- [WORK REQUIRED]: Wherever a line holds the string "masses", copy that line.

- [EXTRACTED RECORDS]:
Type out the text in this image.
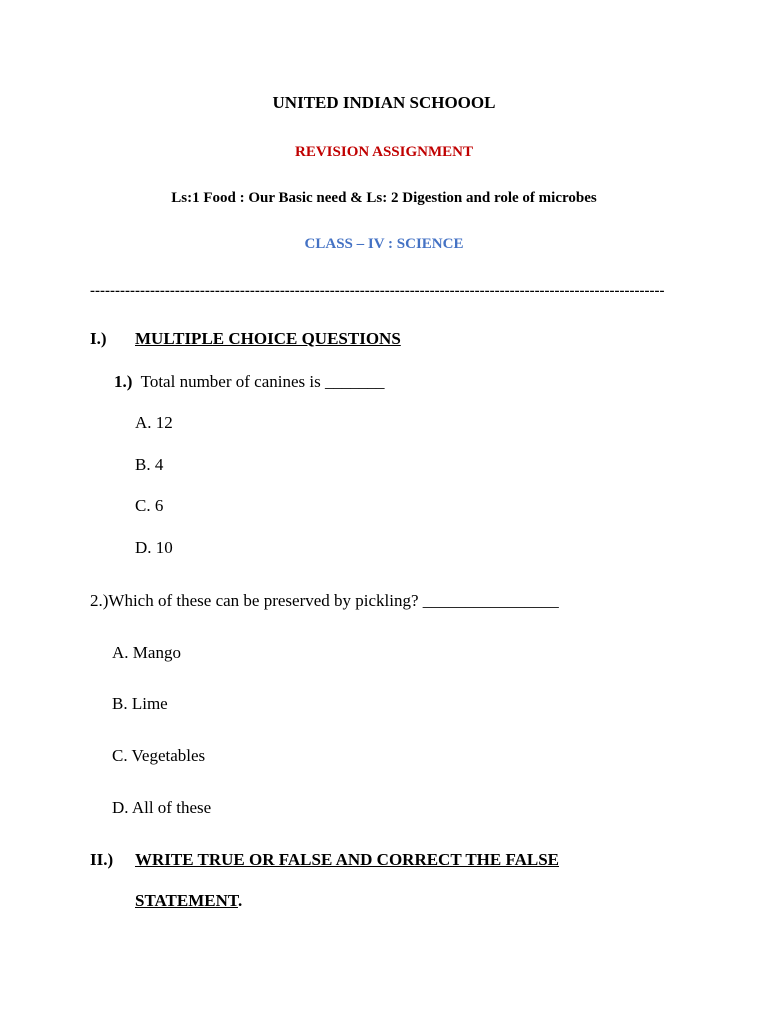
UNITED INDIAN SCHOOOL
REVISION ASSIGNMENT
Ls:1 Food : Our Basic need & Ls: 2 Digestion and role of microbes
CLASS – IV : SCIENCE
-------------------------------------------------------------------------------------------------------------------
I.) MULTIPLE CHOICE QUESTIONS
1.) Total number of canines is _______
A. 12
B. 4
C. 6
D. 10
2.)Which of these can be preserved by pickling? ________________
A. Mango
B. Lime
C. Vegetables
D. All of these
II.) WRITE TRUE OR FALSE AND CORRECT THE FALSE
STATEMENT.
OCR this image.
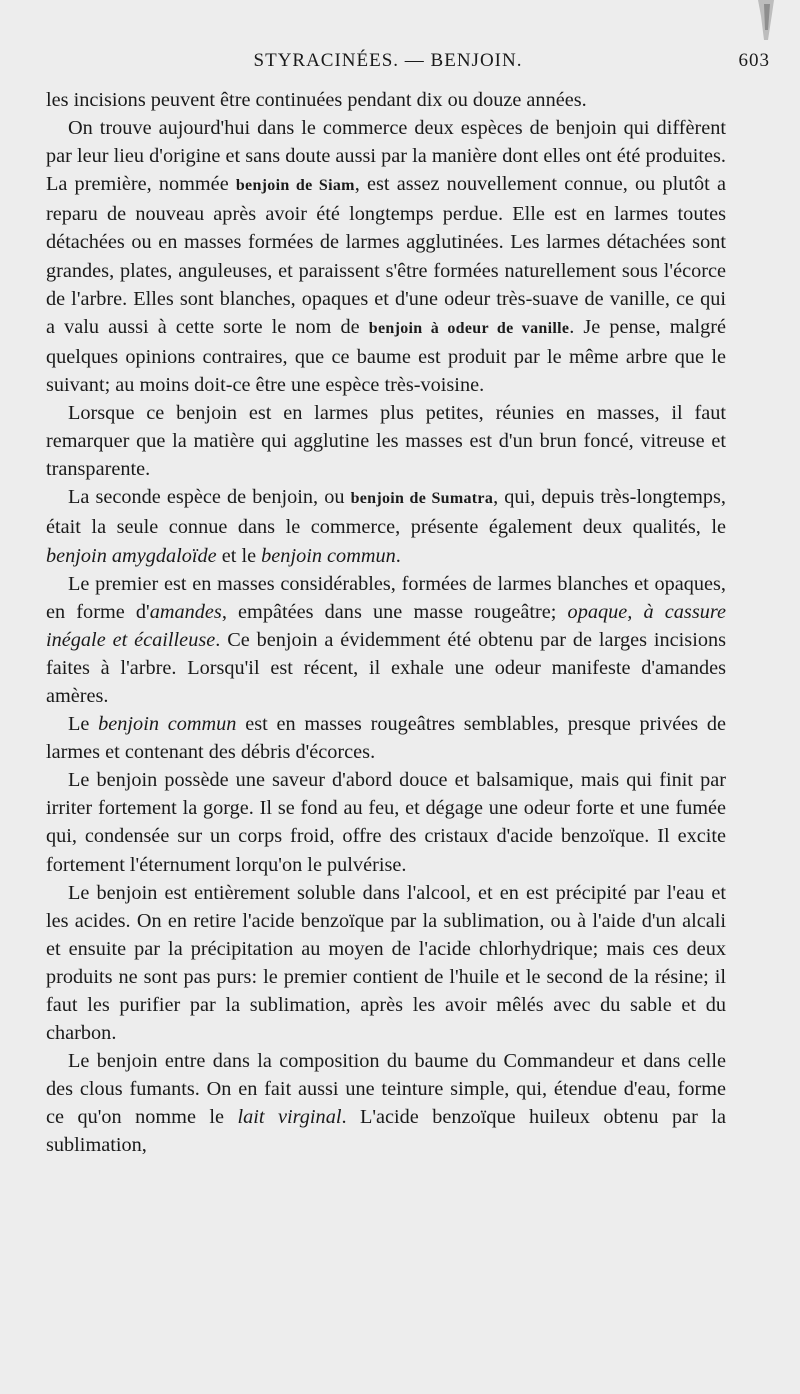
STYRACINÉES. — BENJOIN.	603

les incisions peuvent être continuées pendant dix ou douze années.

On trouve aujourd'hui dans le commerce deux espèces de benjoin qui diffèrent par leur lieu d'origine et sans doute aussi par la manière dont elles ont été produites. La première, nommée benjoin de Siam, est assez nouvellement connue, ou plutôt a reparu de nouveau après avoir été longtemps perdue. Elle est en larmes toutes détachées ou en masses formées de larmes agglutinées. Les larmes détachées sont grandes, plates, anguleuses, et paraissent s'être formées naturellement sous l'écorce de l'arbre. Elles sont blanches, opaques et d'une odeur très-suave de vanille, ce qui a valu aussi à cette sorte le nom de benjoin à odeur de vanille. Je pense, malgré quelques opinions contraires, que ce baume est produit par le même arbre que le suivant; au moins doit-ce être une espèce très-voisine.

Lorsque ce benjoin est en larmes plus petites, réunies en masses, il faut remarquer que la matière qui agglutine les masses est d'un brun foncé, vitreuse et transparente.

La seconde espèce de benjoin, ou benjoin de Sumatra, qui, depuis très-longtemps, était la seule connue dans le commerce, présente également deux qualités, le benjoin amygdaloïde et le benjoin commun.

Le premier est en masses considérables, formées de larmes blanches et opaques, en forme d'amandes, empâtées dans une masse rougeâtre; opaque, à cassure inégale et écailleuse. Ce benjoin a évidemment été obtenu par de larges incisions faites à l'arbre. Lorsqu'il est récent, il exhale une odeur manifeste d'amandes amères.

Le benjoin commun est en masses rougeâtres semblables, presque privées de larmes et contenant des débris d'écorces.

Le benjoin possède une saveur d'abord douce et balsamique, mais qui finit par irriter fortement la gorge. Il se fond au feu, et dégage une odeur forte et une fumée qui, condensée sur un corps froid, offre des cristaux d'acide benzoïque. Il excite fortement l'éternument lorqu'on le pulvérise.

Le benjoin est entièrement soluble dans l'alcool, et en est précipité par l'eau et les acides. On en retire l'acide benzoïque par la sublimation, ou à l'aide d'un alcali et ensuite par la précipitation au moyen de l'acide chlorhydrique; mais ces deux produits ne sont pas purs: le premier contient de l'huile et le second de la résine; il faut les purifier par la sublimation, après les avoir mêlés avec du sable et du charbon.

Le benjoin entre dans la composition du baume du Commandeur et dans celle des clous fumants. On en fait aussi une teinture simple, qui, étendue d'eau, forme ce qu'on nomme le lait virginal. L'acide benzoïque huileux obtenu par la sublimation,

- [ANSWER TO THIS EXERCISE]:
On trouve aujourd'hui dans le commerce deux espèces de benjoin qui diffèrent par leur lieu d'origine et sans doute aussi par la manière dont elles ont été produites. La première, nommée benjoin de Siam, est assez nouvellement connue, ou plutôt a reparu de nouveau après avoir été longtemps perdue. Elle est en larmes toutes détachées ou en masses formées de larmes agglutinées. Les larmes détachées sont grandes, plates, anguleuses, et paraissent s'être formées naturellement sous l'écorce de l'arbre. Elles sont blanches, opaques et d'une odeur très-suave de vanille, ce qui a valu aussi à cette sorte le nom de benjoin à odeur de vanille. Je pense, malgré quelques opinions contraires, que ce baume est produit par le même arbre que le suivant; au moins doit-ce être une espèce très-voisine.
Lorsque ce benjoin est en larmes plus petites, réunies en masses, il faut remarquer que la matière qui agglutine les masses est d'un brun foncé, vitreuse et transparente.
Le premier est en masses considérables, formées de larmes blanches et opaques, en forme d'amandes, empâtées dans une masse rougeâtre; opaque, à cassure inégale et écailleuse. Ce benjoin a évidemment été obtenu par de larges incisions faites à l'arbre. Lorsqu'il est récent, il exhale une odeur manifeste d'amandes amères.
Le benjoin commun est en masses rougeâtres semblables, presque privées de larmes et contenant des débris d'écorces.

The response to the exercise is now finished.